### EXERCISE OBJECTIVE
Track down every line below that holds "enzyme" and copy it.

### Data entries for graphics
------------
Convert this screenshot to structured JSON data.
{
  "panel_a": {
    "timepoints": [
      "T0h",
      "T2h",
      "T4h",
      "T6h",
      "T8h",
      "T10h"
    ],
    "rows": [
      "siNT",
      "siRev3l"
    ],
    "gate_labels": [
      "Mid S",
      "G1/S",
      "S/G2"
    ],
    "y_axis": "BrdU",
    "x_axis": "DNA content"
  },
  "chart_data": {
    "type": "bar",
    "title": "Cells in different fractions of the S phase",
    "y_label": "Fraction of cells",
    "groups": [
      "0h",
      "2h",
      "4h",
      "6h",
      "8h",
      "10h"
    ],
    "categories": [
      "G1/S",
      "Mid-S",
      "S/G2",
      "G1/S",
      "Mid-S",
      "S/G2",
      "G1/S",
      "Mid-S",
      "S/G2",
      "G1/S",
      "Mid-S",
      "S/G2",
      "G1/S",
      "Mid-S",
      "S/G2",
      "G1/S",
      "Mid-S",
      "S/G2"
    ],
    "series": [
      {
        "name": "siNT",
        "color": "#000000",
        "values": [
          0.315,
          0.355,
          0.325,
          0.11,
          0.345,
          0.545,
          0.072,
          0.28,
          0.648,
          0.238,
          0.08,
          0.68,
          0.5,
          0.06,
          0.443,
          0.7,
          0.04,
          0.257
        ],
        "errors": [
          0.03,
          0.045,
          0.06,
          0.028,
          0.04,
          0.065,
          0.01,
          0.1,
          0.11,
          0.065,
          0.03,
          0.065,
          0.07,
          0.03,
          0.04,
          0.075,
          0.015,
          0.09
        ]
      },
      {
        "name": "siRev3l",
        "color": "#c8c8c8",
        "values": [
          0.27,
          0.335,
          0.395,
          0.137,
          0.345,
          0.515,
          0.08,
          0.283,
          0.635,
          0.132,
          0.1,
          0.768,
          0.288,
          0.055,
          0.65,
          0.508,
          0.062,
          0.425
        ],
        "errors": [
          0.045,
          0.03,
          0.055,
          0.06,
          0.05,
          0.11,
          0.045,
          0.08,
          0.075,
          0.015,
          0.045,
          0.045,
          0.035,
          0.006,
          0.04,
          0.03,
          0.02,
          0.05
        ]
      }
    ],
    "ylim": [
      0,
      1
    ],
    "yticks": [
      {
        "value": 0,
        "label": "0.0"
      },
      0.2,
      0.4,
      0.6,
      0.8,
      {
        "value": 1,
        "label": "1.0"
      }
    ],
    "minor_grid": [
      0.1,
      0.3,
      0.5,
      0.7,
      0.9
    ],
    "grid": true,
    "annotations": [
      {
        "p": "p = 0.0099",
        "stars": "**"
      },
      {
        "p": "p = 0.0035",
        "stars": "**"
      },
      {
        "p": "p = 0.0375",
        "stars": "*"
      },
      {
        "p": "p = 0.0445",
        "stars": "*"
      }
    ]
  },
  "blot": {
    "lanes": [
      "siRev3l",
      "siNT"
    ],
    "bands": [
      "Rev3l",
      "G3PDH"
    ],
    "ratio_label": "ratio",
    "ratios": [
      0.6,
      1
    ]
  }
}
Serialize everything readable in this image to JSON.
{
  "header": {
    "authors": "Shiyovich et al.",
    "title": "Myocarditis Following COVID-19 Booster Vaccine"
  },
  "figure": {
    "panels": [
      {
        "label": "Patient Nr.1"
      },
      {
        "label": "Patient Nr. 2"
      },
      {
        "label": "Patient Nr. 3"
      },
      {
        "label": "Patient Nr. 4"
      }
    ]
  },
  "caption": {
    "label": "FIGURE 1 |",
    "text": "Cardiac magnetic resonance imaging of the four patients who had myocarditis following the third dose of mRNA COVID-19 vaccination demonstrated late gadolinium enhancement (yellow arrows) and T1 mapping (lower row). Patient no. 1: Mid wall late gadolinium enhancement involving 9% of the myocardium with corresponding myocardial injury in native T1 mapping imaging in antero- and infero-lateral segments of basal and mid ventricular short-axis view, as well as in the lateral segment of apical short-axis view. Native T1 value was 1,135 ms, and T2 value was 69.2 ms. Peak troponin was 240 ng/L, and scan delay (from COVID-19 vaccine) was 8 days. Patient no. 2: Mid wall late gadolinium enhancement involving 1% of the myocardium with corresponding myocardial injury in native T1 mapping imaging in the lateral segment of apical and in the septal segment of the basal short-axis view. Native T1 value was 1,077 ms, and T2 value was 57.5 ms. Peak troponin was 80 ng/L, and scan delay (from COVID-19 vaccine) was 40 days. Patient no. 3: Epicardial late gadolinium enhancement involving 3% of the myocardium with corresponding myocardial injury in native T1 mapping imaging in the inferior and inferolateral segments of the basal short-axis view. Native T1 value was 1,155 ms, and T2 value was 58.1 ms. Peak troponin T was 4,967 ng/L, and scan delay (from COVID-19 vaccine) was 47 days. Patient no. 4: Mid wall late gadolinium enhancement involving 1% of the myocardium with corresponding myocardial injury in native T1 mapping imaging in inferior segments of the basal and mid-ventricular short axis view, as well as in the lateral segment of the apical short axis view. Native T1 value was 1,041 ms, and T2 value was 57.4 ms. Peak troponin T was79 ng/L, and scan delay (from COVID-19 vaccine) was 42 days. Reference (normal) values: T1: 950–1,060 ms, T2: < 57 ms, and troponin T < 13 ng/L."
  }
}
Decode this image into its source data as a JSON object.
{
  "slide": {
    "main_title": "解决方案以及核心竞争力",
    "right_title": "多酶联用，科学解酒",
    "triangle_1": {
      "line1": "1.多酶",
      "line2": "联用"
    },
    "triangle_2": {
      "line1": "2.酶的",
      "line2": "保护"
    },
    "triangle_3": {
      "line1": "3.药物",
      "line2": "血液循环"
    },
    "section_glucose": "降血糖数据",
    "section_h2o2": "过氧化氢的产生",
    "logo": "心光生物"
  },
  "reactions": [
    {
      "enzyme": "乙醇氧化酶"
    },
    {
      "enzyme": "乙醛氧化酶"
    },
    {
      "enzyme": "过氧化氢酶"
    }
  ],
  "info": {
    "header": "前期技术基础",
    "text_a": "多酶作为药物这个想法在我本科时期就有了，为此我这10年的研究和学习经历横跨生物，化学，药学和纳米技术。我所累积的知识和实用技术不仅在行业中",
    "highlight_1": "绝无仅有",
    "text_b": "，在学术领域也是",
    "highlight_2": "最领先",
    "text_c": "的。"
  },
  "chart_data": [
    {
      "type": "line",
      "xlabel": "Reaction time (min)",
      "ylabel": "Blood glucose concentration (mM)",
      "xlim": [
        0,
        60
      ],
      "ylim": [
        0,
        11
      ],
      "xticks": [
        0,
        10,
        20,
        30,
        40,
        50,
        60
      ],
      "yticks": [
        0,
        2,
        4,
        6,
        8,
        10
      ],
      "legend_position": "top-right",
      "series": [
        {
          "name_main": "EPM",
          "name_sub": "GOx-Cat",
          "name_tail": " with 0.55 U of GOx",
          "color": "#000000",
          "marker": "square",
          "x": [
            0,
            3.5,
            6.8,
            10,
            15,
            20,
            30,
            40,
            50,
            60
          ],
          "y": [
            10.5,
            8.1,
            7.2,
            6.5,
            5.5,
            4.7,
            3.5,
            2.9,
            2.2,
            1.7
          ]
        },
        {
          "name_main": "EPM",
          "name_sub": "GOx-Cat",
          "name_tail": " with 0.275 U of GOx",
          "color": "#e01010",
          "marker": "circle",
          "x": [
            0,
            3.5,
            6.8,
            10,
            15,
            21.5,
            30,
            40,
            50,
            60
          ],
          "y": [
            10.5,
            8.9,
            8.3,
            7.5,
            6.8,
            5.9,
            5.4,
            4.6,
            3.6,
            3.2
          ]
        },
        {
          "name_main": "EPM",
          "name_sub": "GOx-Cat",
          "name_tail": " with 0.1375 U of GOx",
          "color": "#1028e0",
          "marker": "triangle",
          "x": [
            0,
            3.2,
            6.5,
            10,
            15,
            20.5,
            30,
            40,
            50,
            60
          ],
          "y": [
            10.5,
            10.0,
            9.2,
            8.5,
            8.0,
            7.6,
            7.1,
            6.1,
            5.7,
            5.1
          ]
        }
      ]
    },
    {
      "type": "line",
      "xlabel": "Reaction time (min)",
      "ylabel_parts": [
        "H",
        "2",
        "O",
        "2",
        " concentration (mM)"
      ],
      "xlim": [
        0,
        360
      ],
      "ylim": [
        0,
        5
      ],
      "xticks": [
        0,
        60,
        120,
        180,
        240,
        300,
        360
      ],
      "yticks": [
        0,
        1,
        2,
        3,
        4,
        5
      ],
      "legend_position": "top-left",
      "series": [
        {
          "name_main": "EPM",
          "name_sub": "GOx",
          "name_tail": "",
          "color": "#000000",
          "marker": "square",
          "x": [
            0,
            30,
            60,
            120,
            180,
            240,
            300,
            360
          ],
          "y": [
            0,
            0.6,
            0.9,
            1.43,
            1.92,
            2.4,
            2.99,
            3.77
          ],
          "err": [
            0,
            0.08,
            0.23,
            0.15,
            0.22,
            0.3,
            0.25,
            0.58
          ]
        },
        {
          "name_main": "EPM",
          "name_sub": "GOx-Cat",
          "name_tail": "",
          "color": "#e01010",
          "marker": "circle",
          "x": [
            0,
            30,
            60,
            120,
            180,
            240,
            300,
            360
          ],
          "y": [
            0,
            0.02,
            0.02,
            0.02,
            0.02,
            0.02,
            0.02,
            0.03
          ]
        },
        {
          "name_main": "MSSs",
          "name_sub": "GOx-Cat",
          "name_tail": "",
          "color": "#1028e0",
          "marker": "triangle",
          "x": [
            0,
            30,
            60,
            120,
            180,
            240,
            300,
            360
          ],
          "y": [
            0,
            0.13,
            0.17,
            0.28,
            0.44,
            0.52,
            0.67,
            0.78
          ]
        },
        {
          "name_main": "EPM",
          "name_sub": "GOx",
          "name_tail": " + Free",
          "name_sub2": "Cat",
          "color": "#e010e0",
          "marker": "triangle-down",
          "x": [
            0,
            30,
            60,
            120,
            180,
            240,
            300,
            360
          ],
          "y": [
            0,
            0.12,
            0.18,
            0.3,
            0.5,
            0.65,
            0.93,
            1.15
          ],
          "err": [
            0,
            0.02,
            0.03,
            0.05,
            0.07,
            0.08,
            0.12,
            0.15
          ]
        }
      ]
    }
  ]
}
------------
### REPLY
      "enzyme": "乙醇氧化酶"
      "enzyme": "乙醛氧化酶"
      "enzyme": "过氧化氢酶"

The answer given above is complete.